• _DATA RECORDS_:
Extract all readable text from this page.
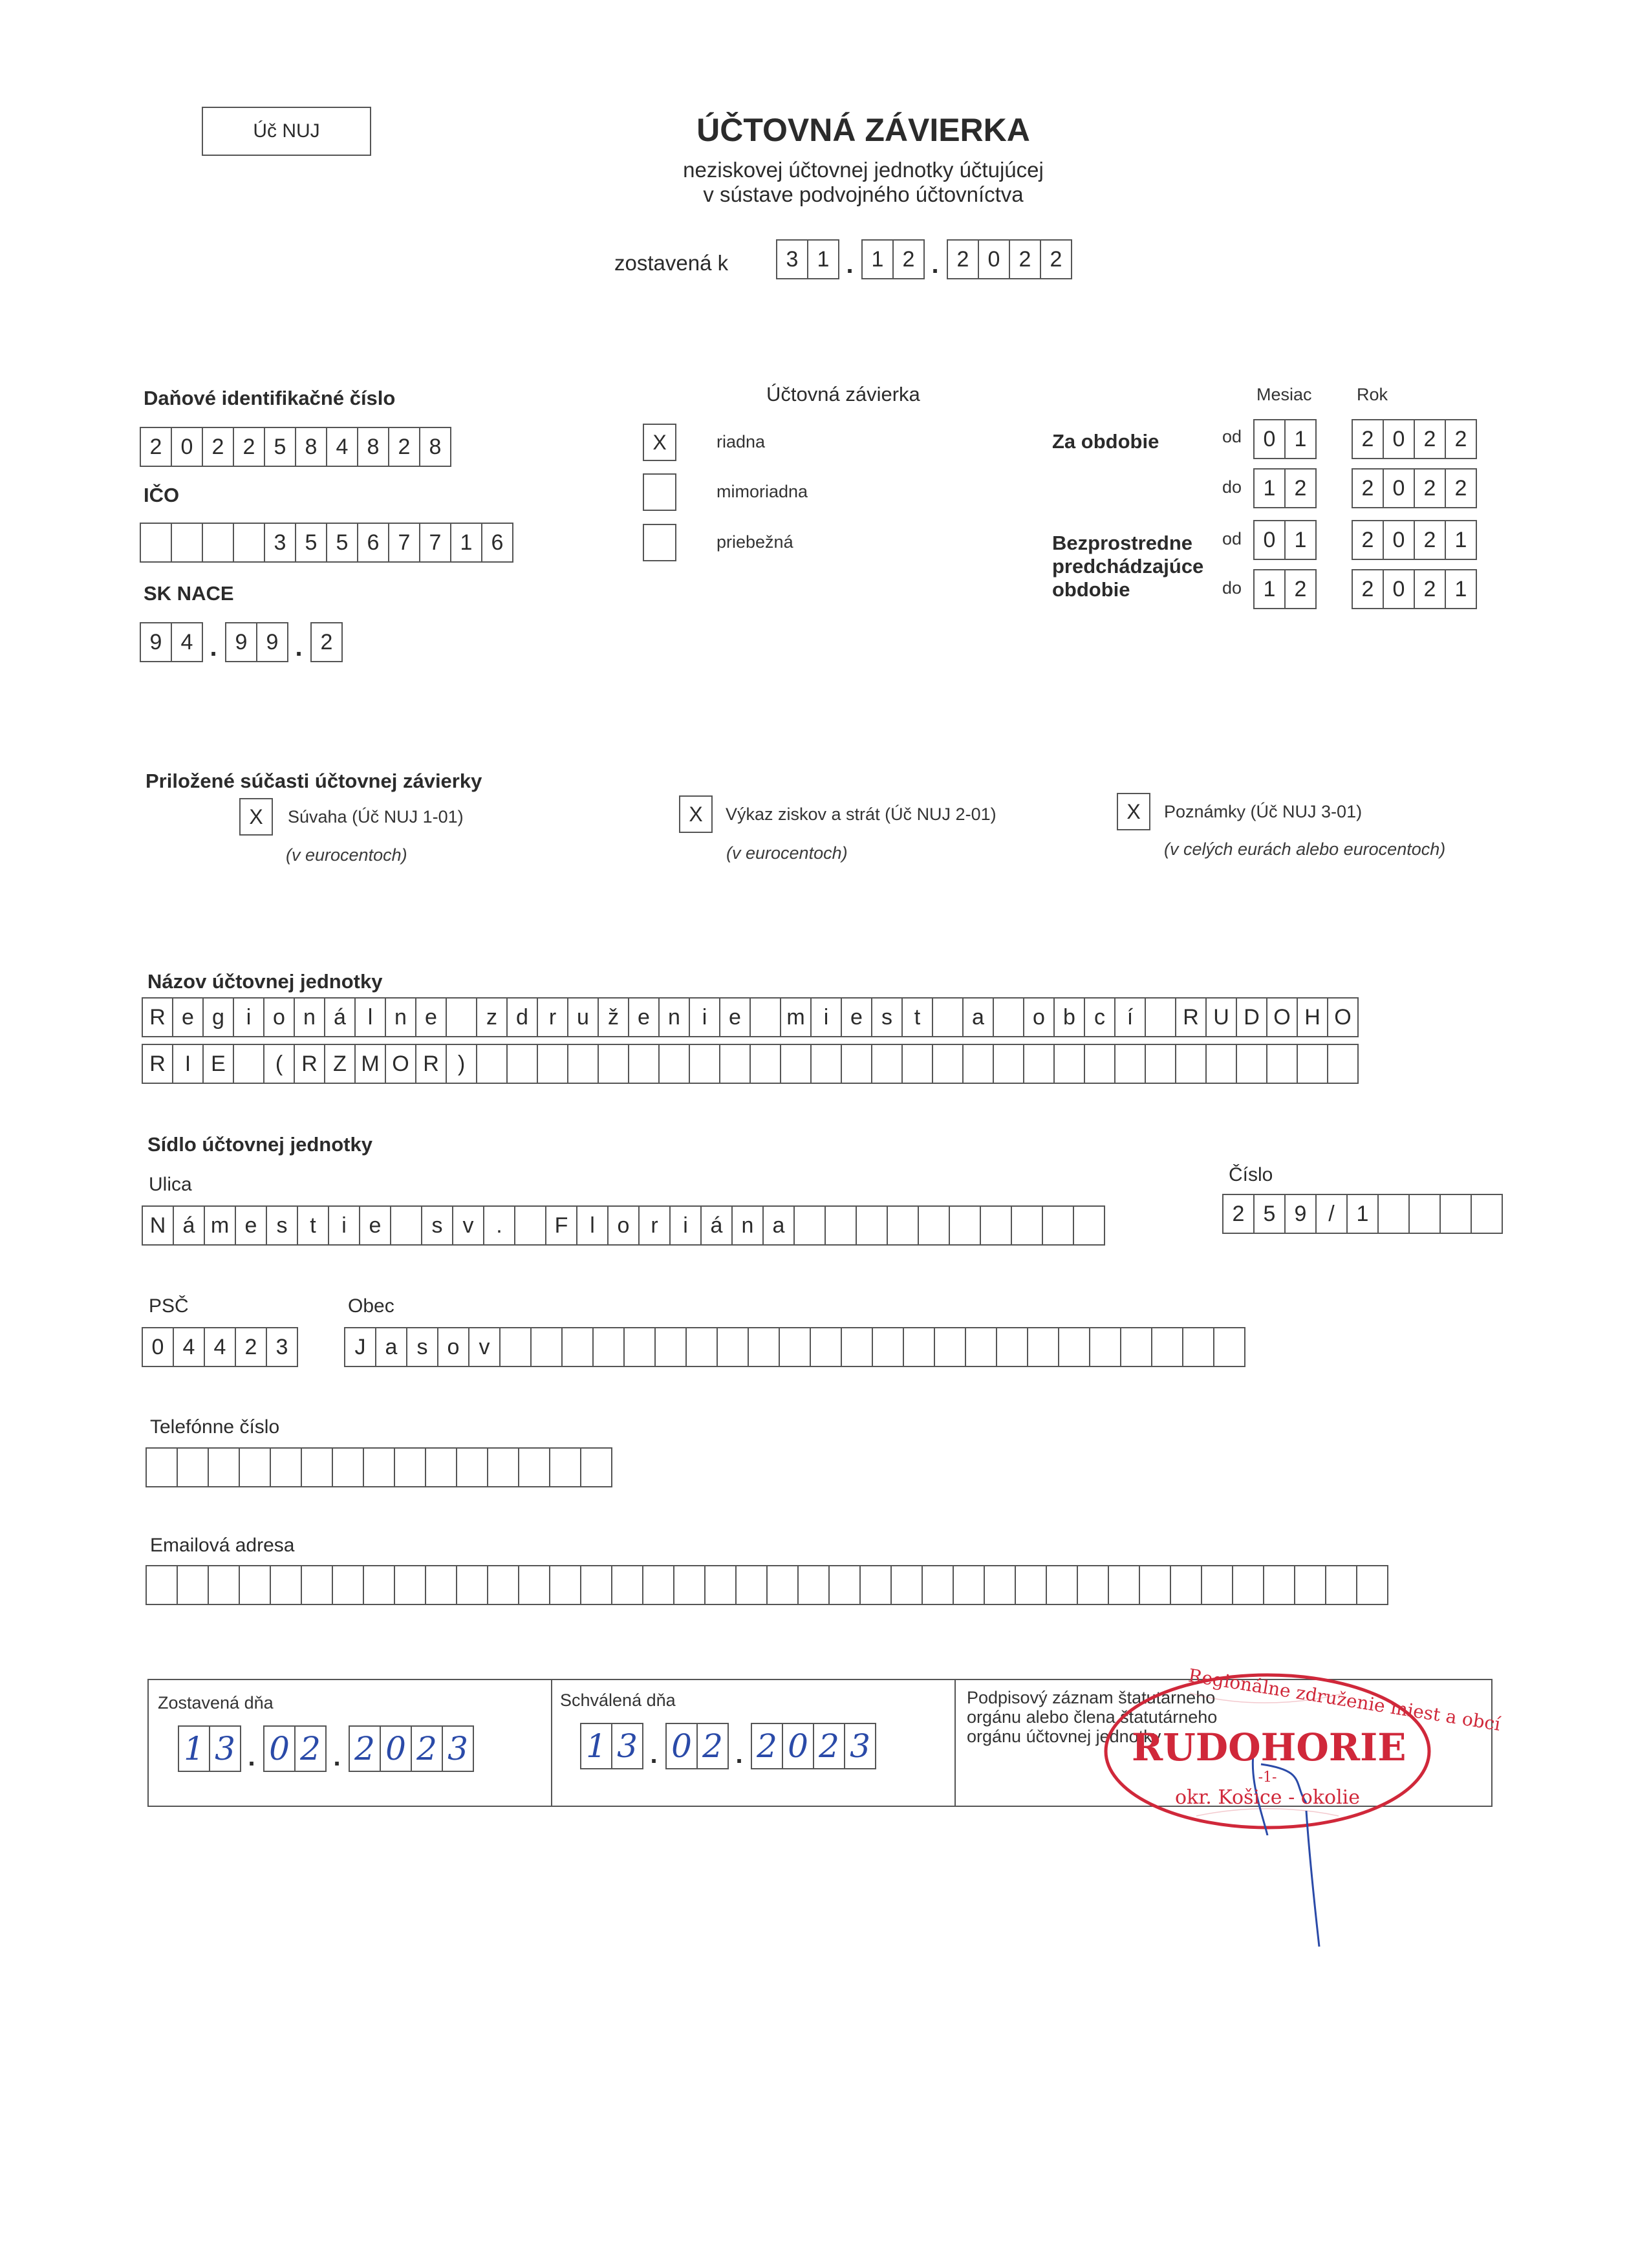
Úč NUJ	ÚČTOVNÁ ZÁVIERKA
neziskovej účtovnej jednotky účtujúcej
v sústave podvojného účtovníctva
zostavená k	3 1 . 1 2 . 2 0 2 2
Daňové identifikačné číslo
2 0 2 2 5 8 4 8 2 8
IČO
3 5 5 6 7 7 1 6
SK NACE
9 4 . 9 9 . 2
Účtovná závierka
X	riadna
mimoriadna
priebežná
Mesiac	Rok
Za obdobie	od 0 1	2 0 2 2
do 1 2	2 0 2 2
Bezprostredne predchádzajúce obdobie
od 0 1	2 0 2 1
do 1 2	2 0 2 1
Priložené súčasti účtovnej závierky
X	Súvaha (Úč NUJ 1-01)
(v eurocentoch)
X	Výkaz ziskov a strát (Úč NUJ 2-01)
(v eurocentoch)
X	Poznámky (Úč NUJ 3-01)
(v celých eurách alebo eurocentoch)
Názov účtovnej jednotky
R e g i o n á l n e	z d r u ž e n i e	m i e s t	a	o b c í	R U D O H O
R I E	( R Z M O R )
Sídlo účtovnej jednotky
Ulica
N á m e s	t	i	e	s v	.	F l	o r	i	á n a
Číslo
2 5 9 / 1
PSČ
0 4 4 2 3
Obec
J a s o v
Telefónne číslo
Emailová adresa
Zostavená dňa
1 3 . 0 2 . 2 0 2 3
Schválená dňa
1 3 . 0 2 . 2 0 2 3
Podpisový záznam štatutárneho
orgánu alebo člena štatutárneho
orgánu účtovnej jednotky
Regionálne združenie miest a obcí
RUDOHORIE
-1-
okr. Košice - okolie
---
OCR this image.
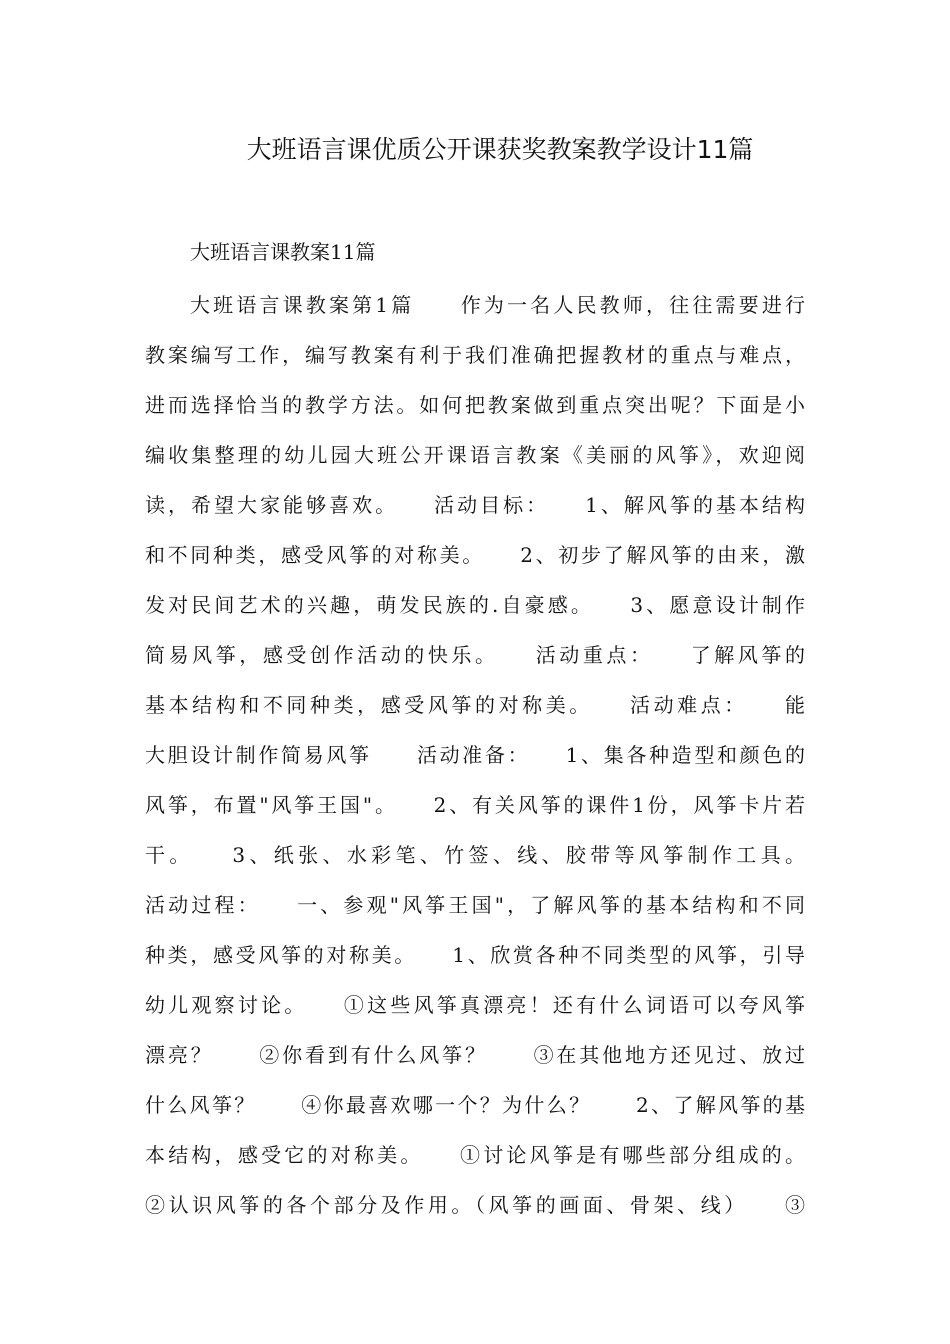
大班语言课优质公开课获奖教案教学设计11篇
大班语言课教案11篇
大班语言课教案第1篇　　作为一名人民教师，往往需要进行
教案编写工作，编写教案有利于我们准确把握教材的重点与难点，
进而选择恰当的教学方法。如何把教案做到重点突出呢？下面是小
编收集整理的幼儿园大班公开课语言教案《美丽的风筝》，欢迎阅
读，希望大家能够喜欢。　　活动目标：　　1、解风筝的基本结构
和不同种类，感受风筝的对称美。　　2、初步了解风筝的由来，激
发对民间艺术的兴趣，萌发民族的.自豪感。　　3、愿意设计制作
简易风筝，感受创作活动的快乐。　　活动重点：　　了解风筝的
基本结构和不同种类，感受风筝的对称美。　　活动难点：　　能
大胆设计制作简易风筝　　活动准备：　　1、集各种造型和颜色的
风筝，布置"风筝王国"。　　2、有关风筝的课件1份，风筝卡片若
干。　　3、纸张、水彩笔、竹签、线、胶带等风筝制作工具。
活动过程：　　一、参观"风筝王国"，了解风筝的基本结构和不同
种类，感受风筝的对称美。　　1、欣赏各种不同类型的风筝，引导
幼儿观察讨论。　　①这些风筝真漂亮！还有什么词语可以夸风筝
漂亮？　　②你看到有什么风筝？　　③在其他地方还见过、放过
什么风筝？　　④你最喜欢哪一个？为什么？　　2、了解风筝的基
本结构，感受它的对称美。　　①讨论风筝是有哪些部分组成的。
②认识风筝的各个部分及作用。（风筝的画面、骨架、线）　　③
---
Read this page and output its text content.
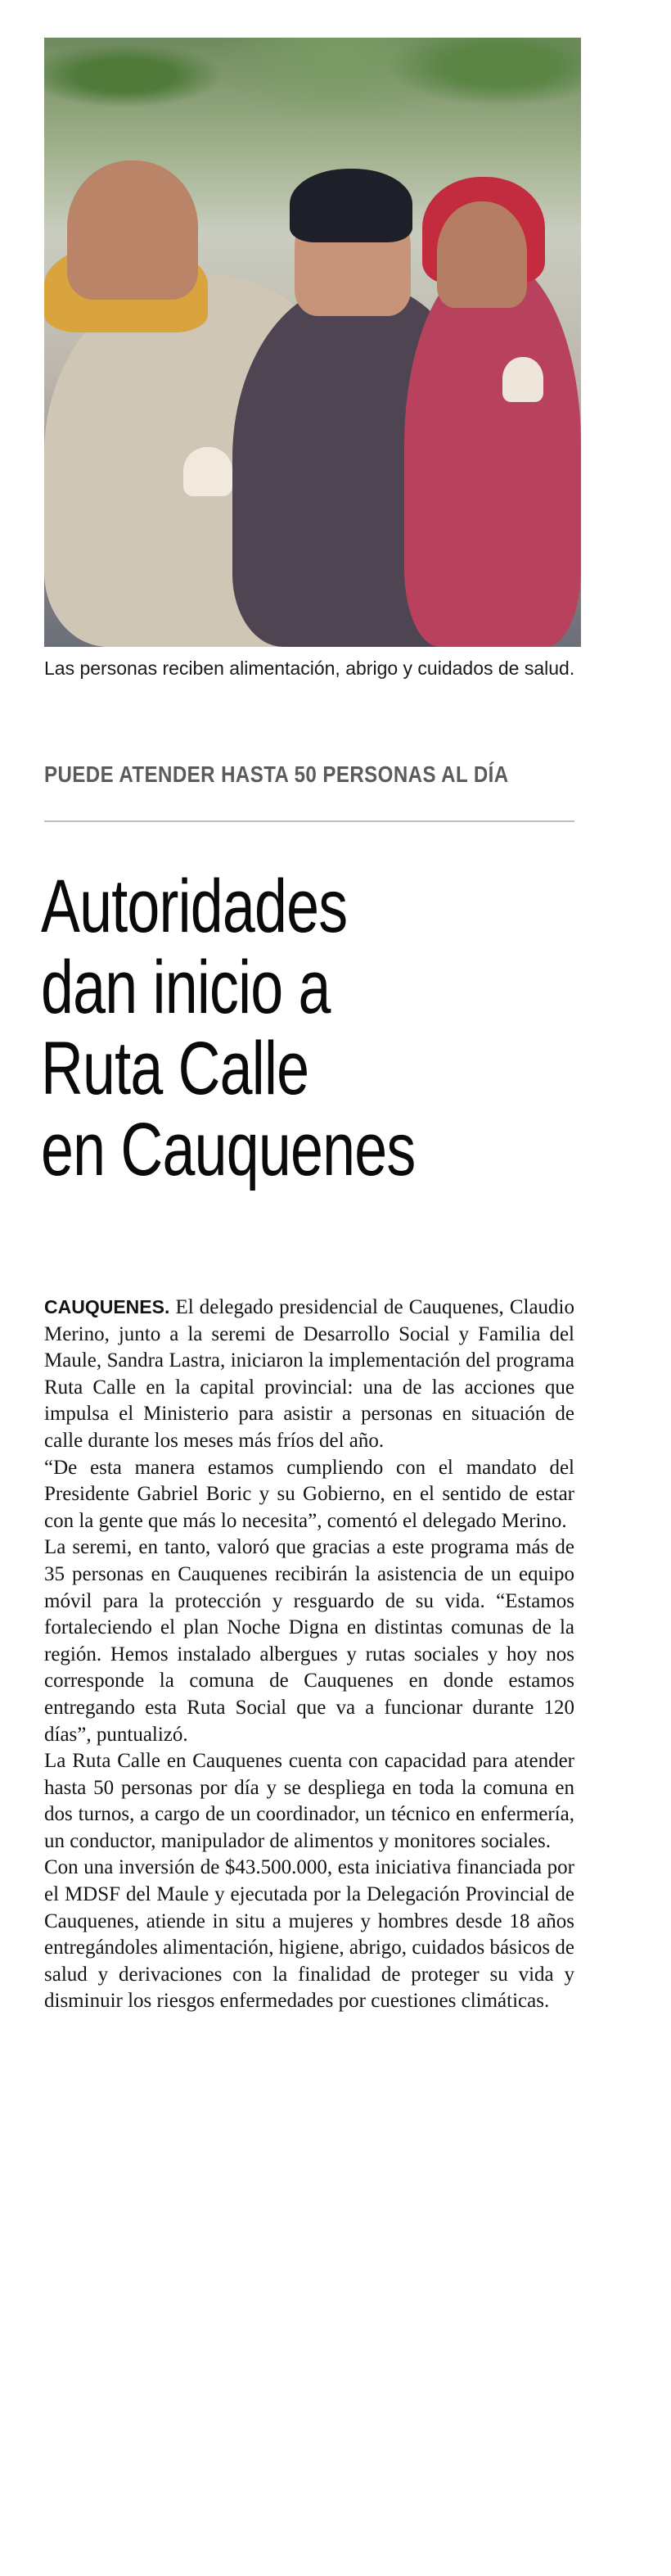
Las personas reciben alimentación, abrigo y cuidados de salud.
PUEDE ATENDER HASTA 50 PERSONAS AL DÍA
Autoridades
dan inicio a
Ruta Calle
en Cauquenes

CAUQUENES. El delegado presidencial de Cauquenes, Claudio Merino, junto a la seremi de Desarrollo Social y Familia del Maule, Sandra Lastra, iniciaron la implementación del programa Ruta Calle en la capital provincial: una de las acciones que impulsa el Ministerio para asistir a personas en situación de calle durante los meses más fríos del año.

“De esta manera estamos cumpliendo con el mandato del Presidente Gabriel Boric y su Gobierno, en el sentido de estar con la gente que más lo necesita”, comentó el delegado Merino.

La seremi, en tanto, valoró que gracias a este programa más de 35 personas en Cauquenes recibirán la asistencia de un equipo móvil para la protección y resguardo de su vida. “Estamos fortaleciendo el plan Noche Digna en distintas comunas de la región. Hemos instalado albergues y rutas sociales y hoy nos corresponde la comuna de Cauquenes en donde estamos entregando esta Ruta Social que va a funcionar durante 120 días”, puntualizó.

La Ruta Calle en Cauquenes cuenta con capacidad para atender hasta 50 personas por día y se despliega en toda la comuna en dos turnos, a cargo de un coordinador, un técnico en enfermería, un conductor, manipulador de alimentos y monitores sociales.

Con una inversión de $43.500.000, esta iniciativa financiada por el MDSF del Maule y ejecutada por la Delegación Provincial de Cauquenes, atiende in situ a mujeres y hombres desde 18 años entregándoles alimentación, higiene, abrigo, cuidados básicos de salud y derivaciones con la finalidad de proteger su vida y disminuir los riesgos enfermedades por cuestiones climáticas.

• _WHAT TO WORK ON_: How many lines in the listing contain "this"? Answer with the number alone.

• _ANSWER FOR THE TASK_: 3